## BEGIN
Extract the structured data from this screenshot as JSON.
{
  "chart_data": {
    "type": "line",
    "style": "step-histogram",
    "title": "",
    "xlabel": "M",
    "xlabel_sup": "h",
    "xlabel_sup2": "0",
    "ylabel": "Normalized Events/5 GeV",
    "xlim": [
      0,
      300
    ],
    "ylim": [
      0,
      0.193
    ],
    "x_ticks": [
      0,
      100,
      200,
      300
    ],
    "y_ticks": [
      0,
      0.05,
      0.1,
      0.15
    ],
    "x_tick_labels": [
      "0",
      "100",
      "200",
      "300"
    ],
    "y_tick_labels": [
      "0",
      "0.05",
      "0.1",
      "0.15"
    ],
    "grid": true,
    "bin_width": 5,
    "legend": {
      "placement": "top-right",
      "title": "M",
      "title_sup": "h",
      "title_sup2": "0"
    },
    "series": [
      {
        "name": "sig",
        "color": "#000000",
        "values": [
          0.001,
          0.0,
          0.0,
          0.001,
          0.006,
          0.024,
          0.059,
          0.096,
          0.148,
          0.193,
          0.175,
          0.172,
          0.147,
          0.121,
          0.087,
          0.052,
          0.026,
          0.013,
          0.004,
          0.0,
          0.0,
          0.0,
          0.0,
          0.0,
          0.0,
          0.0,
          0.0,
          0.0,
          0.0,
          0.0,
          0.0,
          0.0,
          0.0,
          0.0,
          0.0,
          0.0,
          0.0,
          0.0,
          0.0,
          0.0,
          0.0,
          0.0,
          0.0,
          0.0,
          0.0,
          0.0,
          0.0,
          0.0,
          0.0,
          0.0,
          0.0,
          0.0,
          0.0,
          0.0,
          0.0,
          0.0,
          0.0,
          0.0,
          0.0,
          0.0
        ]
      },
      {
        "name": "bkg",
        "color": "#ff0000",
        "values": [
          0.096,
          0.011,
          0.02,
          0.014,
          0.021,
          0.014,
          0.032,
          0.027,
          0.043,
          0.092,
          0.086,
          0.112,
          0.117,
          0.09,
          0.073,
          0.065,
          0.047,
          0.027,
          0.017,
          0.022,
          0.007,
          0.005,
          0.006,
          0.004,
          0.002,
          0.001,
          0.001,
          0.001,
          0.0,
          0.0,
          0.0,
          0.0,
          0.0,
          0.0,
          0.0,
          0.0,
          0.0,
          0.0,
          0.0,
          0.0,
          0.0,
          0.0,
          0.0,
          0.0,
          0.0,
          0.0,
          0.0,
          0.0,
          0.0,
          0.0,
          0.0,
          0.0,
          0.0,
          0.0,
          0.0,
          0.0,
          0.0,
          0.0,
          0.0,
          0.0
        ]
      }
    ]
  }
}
## END
§ **Task to complete**: Every entry needs to be retyped exactly.

§ **Completed exercise**:
Extract the structured data from this screenshot as JSON.
{
  "chart_data": {
    "type": "line",
    "style": "step-histogram",
    "title": "",
    "xlabel": "M",
    "xlabel_sup": "h",
    "xlabel_sup2": "0",
    "ylabel": "Normalized Events/5 GeV",
    "xlim": [
      0,
      300
    ],
    "ylim": [
      0,
      0.193
    ],
    "x_ticks": [
      0,
      100,
      200,
      300
    ],
    "y_ticks": [
      0,
      0.05,
      0.1,
      0.15
    ],
    "x_tick_labels": [
      "0",
      "100",
      "200",
      "300"
    ],
    "y_tick_labels": [
      "0",
      "0.05",
      "0.1",
      "0.15"
    ],
    "grid": true,
    "bin_width": 5,
    "legend": {
      "placement": "top-right",
      "title": "M",
      "title_sup": "h",
      "title_sup2": "0"
    },
    "series": [
      {
        "name": "sig",
        "color": "#000000",
        "values": [
          0.001,
          0.0,
          0.0,
          0.001,
          0.006,
          0.024,
          0.059,
          0.096,
          0.148,
          0.193,
          0.175,
          0.172,
          0.147,
          0.121,
          0.087,
          0.052,
          0.026,
          0.013,
          0.004,
          0.0,
          0.0,
          0.0,
          0.0,
          0.0,
          0.0,
          0.0,
          0.0,
          0.0,
          0.0,
          0.0,
          0.0,
          0.0,
          0.0,
          0.0,
          0.0,
          0.0,
          0.0,
          0.0,
          0.0,
          0.0,
          0.0,
          0.0,
          0.0,
          0.0,
          0.0,
          0.0,
          0.0,
          0.0,
          0.0,
          0.0,
          0.0,
          0.0,
          0.0,
          0.0,
          0.0,
          0.0,
          0.0,
          0.0,
          0.0,
          0.0
        ]
      },
      {
        "name": "bkg",
        "color": "#ff0000",
        "values": [
          0.096,
          0.011,
          0.02,
          0.014,
          0.021,
          0.014,
          0.032,
          0.027,
          0.043,
          0.092,
          0.086,
          0.112,
          0.117,
          0.09,
          0.073,
          0.065,
          0.047,
          0.027,
          0.017,
          0.022,
          0.007,
          0.005,
          0.006,
          0.004,
          0.002,
          0.001,
          0.001,
          0.001,
          0.0,
          0.0,
          0.0,
          0.0,
          0.0,
          0.0,
          0.0,
          0.0,
          0.0,
          0.0,
          0.0,
          0.0,
          0.0,
          0.0,
          0.0,
          0.0,
          0.0,
          0.0,
          0.0,
          0.0,
          0.0,
          0.0,
          0.0,
          0.0,
          0.0,
          0.0,
          0.0,
          0.0,
          0.0,
          0.0,
          0.0,
          0.0
        ]
      }
    ]
  }
}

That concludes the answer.